• Figure data in JSON:
■ ■ ■ ■ ■

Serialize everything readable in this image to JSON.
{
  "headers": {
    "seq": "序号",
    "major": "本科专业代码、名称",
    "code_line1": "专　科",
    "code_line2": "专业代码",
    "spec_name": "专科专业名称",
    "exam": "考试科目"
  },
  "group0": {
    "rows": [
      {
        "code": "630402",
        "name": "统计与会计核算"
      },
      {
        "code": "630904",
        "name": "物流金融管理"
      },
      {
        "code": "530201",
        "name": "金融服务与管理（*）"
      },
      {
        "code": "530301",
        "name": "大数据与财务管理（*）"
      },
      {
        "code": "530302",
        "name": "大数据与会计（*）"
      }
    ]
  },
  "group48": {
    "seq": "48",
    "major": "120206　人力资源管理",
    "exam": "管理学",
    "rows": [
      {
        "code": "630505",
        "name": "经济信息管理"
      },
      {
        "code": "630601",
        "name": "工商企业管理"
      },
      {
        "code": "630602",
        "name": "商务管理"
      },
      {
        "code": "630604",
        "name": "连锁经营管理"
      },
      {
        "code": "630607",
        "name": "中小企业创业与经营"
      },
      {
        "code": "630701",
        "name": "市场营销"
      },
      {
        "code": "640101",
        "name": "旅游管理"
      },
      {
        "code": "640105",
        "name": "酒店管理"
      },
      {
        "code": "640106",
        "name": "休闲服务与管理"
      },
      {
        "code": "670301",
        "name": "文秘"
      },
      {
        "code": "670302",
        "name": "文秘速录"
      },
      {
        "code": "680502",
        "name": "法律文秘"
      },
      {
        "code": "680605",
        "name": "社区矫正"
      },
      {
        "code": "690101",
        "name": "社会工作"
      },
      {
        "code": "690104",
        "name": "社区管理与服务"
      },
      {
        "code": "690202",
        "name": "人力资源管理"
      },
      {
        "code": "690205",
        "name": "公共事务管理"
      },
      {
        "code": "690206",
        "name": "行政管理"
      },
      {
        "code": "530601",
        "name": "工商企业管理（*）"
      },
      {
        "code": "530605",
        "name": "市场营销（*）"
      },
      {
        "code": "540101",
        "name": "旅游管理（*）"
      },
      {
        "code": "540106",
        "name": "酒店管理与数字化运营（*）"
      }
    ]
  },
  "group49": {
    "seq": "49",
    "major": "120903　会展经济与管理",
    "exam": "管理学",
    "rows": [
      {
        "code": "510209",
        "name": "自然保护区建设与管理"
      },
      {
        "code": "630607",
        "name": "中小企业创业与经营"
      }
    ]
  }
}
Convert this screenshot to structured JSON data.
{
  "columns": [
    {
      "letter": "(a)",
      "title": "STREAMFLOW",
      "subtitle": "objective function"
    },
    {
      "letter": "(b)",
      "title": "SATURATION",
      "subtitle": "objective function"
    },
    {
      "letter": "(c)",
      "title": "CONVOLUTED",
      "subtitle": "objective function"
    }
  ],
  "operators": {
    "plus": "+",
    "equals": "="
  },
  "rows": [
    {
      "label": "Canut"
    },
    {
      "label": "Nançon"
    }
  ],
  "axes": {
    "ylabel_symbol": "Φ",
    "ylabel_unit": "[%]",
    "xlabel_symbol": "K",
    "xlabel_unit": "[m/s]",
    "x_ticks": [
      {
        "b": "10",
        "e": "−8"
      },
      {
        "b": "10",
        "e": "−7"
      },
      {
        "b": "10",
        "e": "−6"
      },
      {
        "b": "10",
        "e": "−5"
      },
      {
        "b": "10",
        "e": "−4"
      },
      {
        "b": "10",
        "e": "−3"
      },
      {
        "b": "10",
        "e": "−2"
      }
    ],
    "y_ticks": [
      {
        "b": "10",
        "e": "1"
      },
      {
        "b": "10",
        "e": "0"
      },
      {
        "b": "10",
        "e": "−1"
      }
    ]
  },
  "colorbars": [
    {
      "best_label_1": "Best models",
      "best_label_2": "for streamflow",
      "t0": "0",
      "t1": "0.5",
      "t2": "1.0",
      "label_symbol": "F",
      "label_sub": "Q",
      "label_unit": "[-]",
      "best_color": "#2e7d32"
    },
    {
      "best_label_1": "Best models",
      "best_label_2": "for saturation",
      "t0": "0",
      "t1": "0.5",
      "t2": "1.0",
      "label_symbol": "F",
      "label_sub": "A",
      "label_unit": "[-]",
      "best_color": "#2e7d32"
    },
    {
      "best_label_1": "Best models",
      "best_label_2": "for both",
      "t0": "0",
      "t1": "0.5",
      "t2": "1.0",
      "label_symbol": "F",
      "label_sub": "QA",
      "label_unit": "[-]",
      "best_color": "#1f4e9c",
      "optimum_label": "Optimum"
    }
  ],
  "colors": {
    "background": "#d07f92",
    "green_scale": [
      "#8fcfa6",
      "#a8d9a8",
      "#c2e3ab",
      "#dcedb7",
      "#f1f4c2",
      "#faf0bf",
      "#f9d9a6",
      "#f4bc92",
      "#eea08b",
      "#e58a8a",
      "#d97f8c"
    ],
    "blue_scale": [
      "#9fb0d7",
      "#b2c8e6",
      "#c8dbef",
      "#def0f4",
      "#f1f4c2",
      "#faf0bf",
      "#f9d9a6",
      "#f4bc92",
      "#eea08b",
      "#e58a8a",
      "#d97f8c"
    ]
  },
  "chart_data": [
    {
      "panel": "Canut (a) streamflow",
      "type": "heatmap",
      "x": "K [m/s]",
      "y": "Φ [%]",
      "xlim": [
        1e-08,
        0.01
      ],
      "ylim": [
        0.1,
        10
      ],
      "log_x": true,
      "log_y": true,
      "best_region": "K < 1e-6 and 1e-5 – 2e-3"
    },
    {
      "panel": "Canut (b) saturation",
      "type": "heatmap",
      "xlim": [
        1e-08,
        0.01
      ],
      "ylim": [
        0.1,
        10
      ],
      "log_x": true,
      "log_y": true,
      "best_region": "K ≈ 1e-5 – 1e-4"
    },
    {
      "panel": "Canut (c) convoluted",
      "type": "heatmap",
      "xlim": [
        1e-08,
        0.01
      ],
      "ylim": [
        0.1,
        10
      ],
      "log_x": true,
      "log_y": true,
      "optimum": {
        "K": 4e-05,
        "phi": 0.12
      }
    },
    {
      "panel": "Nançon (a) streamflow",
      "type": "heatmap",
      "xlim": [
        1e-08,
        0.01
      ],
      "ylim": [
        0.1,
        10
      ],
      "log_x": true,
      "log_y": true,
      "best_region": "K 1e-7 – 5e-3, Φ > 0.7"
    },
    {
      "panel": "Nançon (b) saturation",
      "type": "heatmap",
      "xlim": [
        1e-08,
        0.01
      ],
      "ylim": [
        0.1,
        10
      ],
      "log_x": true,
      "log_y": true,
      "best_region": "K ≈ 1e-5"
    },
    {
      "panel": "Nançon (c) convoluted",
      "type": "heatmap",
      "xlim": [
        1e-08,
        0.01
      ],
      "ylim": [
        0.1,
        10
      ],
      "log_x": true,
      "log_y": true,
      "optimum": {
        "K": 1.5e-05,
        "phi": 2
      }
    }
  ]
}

■ ■ ■ ■ ■

• Aim of the exercise:
Say the number of lines in the listing that hold "Nançon", with no added words.

• The response:
4